Exercise directions => Give back the whole listing exactly as shown.

-- begin Materials provided --

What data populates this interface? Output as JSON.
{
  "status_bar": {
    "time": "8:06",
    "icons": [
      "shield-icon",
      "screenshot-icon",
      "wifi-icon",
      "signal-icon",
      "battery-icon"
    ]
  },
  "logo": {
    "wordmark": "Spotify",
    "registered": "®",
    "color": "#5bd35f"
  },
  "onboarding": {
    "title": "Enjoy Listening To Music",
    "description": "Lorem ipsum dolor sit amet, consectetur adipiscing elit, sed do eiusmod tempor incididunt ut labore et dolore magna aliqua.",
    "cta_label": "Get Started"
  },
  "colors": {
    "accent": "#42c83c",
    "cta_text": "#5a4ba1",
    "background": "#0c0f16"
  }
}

-- end Materials provided --

Reply =>
What data populates this interface? Output as JSON.
{
  "status_bar": {
    "time": "8:06",
    "icons": [
      "shield-icon",
      "screenshot-icon",
      "wifi-icon",
      "signal-icon",
      "battery-icon"
    ]
  },
  "logo": {
    "wordmark": "Spotify",
    "registered": "®",
    "color": "#5bd35f"
  },
  "onboarding": {
    "title": "Enjoy Listening To Music",
    "description": "Lorem ipsum dolor sit amet, consectetur adipiscing elit, sed do eiusmod tempor incididunt ut labore et dolore magna aliqua.",
    "cta_label": "Get Started"
  },
  "colors": {
    "accent": "#42c83c",
    "cta_text": "#5a4ba1",
    "background": "#0c0f16"
  }
}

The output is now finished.